What you need to do:
Restate each line word for word. Leave out every picture.

Input data:
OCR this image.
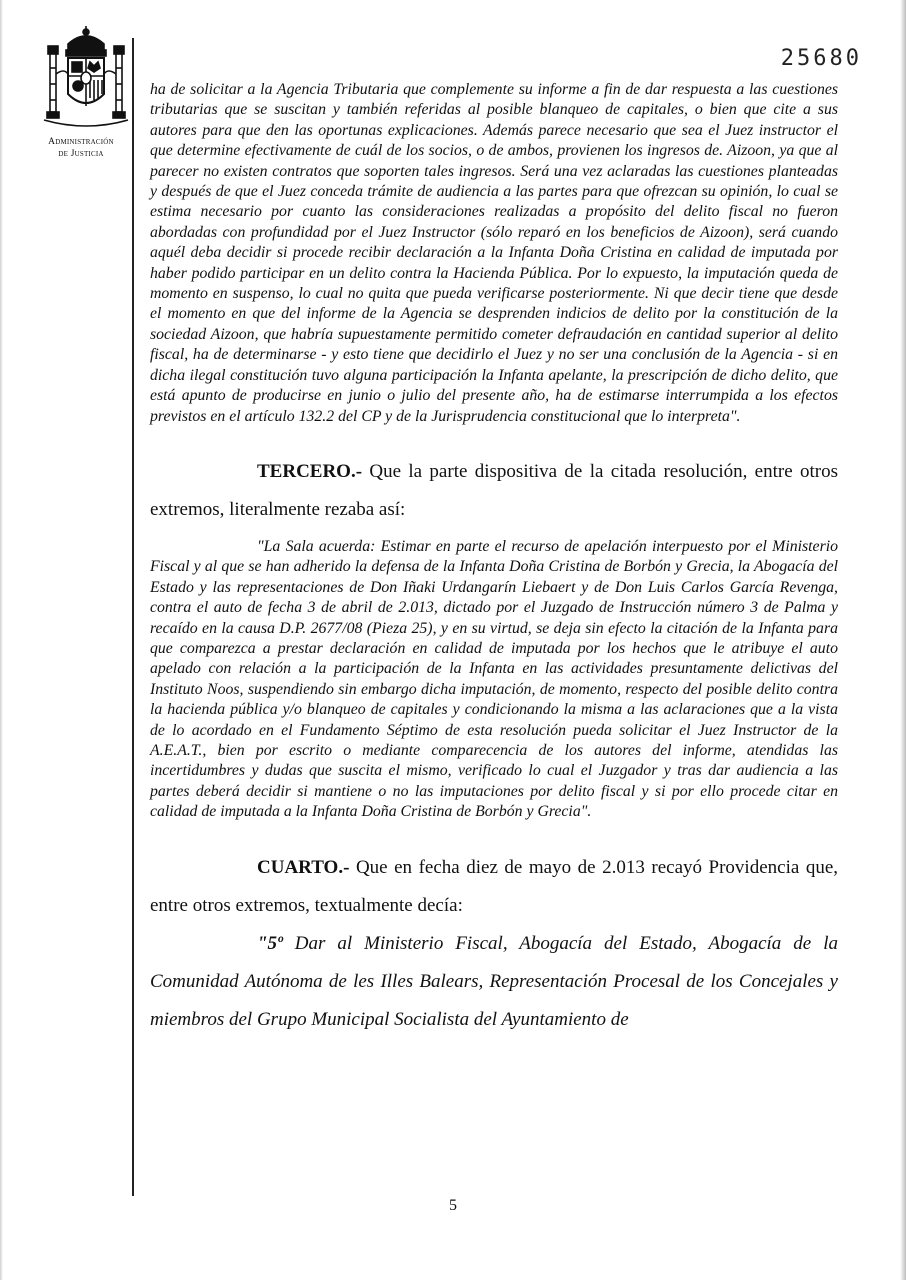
Administración
de Justicia
25680

ha de solicitar a la Agencia Tributaria que complemente su informe a fin de dar respuesta a las cuestiones tributarias que se suscitan y también referidas al posible blanqueo de capitales, o bien que cite a sus autores para que den las oportunas explicaciones. Además parece necesario que sea el Juez instructor el que determine efectivamente de cuál de los socios, o de ambos, provienen los ingresos de. Aizoon, ya que al parecer no existen contratos que soporten tales ingresos. Será una vez aclaradas las cuestiones planteadas y después de que el Juez conceda trámite de audiencia a las partes para que ofrezcan su opinión, lo cual se estima necesario por cuanto las consideraciones realizadas a propósito del delito fiscal no fueron abordadas con profundidad por el Juez Instructor (sólo reparó en los beneficios de Aizoon), será cuando aquél deba decidir si procede recibir declaración a la Infanta Doña Cristina en calidad de imputada por haber podido participar en un delito contra la Hacienda Pública. Por lo expuesto, la imputación queda de momento en suspenso, lo cual no quita que pueda verificarse posteriormente. Ni que decir tiene que desde el momento en que del informe de la Agencia se desprenden indicios de delito por la constitución de la sociedad Aizoon, que habría supuestamente permitido cometer defraudación en cantidad superior al delito fiscal, ha de determinarse - y esto tiene que decidirlo el Juez y no ser una conclusión de la Agencia - si en dicha ilegal constitución tuvo alguna participación la Infanta apelante, la prescripción de dicho delito, que está apunto de producirse en junio o julio del presente año, ha de estimarse interrumpida a los efectos previstos en el artículo 132.2 del CP y de la Jurisprudencia constitucional que lo interpreta".

TERCERO.- Que la parte dispositiva de la citada resolución, entre otros extremos, literalmente rezaba así:

"La Sala acuerda: Estimar en parte el recurso de apelación interpuesto por el Ministerio Fiscal y al que se han adherido la defensa de la Infanta Doña Cristina de Borbón y Grecia, la Abogacía del Estado y las representaciones de Don Iñaki Urdangarín Liebaert y de Don Luis Carlos García Revenga, contra el auto de fecha 3 de abril de 2.013, dictado por el Juzgado de Instrucción número 3 de Palma y recaído en la causa D.P. 2677/08 (Pieza 25), y en su virtud, se deja sin efecto la citación de la Infanta para que comparezca a prestar declaración en calidad de imputada por los hechos que le atribuye el auto apelado con relación a la participación de la Infanta en las actividades presuntamente delictivas del Instituto Noos, suspendiendo sin embargo dicha imputación, de momento, respecto del posible delito contra la hacienda pública y/o blanqueo de capitales y condicionando la misma a las aclaraciones que a la vista de lo acordado en el Fundamento Séptimo de esta resolución pueda solicitar el Juez Instructor de la A.E.A.T., bien por escrito o mediante comparecencia de los autores del informe, atendidas las incertidumbres y dudas que suscita el mismo, verificado lo cual el Juzgador y tras dar audiencia a las partes deberá decidir si mantiene o no las imputaciones por delito fiscal y si por ello procede citar en calidad de imputada a la Infanta Doña Cristina de Borbón y Grecia".

CUARTO.- Que en fecha diez de mayo de 2.013 recayó Providencia que, entre otros extremos, textualmente decía:

"5º Dar al Ministerio Fiscal, Abogacía del Estado, Abogacía de la Comunidad Autónoma de les Illes Balears, Representación Procesal de los Concejales y miembros del Grupo Municipal Socialista del Ayuntamiento de

5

Written response:
OCR this image.
Administración
de Justicia
25680

ha de solicitar a la Agencia Tributaria que complemente su informe a fin de dar respuesta a las cuestiones tributarias que se suscitan y también referidas al posible blanqueo de capitales, o bien que cite a sus autores para que den las oportunas explicaciones. Además parece necesario que sea el Juez instructor el que determine efectivamente de cuál de los socios, o de ambos, provienen los ingresos de. Aizoon, ya que al parecer no existen contratos que soporten tales ingresos. Será una vez aclaradas las cuestiones planteadas y después de que el Juez conceda trámite de audiencia a las partes para que ofrezcan su opinión, lo cual se estima necesario por cuanto las consideraciones realizadas a propósito del delito fiscal no fueron abordadas con profundidad por el Juez Instructor (sólo reparó en los beneficios de Aizoon), será cuando aquél deba decidir si procede recibir declaración a la Infanta Doña Cristina en calidad de imputada por haber podido participar en un delito contra la Hacienda Pública. Por lo expuesto, la imputación queda de momento en suspenso, lo cual no quita que pueda verificarse posteriormente. Ni que decir tiene que desde el momento en que del informe de la Agencia se desprenden indicios de delito por la constitución de la sociedad Aizoon, que habría supuestamente permitido cometer defraudación en cantidad superior al delito fiscal, ha de determinarse - y esto tiene que decidirlo el Juez y no ser una conclusión de la Agencia - si en dicha ilegal constitución tuvo alguna participación la Infanta apelante, la prescripción de dicho delito, que está apunto de producirse en junio o julio del presente año, ha de estimarse interrumpida a los efectos previstos en el artículo 132.2 del CP y de la Jurisprudencia constitucional que lo interpreta".

TERCERO.- Que la parte dispositiva de la citada resolución, entre otros extremos, literalmente rezaba así:

"La Sala acuerda: Estimar en parte el recurso de apelación interpuesto por el Ministerio Fiscal y al que se han adherido la defensa de la Infanta Doña Cristina de Borbón y Grecia, la Abogacía del Estado y las representaciones de Don Iñaki Urdangarín Liebaert y de Don Luis Carlos García Revenga, contra el auto de fecha 3 de abril de 2.013, dictado por el Juzgado de Instrucción número 3 de Palma y recaído en la causa D.P. 2677/08 (Pieza 25), y en su virtud, se deja sin efecto la citación de la Infanta para que comparezca a prestar declaración en calidad de imputada por los hechos que le atribuye el auto apelado con relación a la participación de la Infanta en las actividades presuntamente delictivas del Instituto Noos, suspendiendo sin embargo dicha imputación, de momento, respecto del posible delito contra la hacienda pública y/o blanqueo de capitales y condicionando la misma a las aclaraciones que a la vista de lo acordado en el Fundamento Séptimo de esta resolución pueda solicitar el Juez Instructor de la A.E.A.T., bien por escrito o mediante comparecencia de los autores del informe, atendidas las incertidumbres y dudas que suscita el mismo, verificado lo cual el Juzgador y tras dar audiencia a las partes deberá decidir si mantiene o no las imputaciones por delito fiscal y si por ello procede citar en calidad de imputada a la Infanta Doña Cristina de Borbón y Grecia".

CUARTO.- Que en fecha diez de mayo de 2.013 recayó Providencia que, entre otros extremos, textualmente decía:

"5º Dar al Ministerio Fiscal, Abogacía del Estado, Abogacía de la Comunidad Autónoma de les Illes Balears, Representación Procesal de los Concejales y miembros del Grupo Municipal Socialista del Ayuntamiento de

5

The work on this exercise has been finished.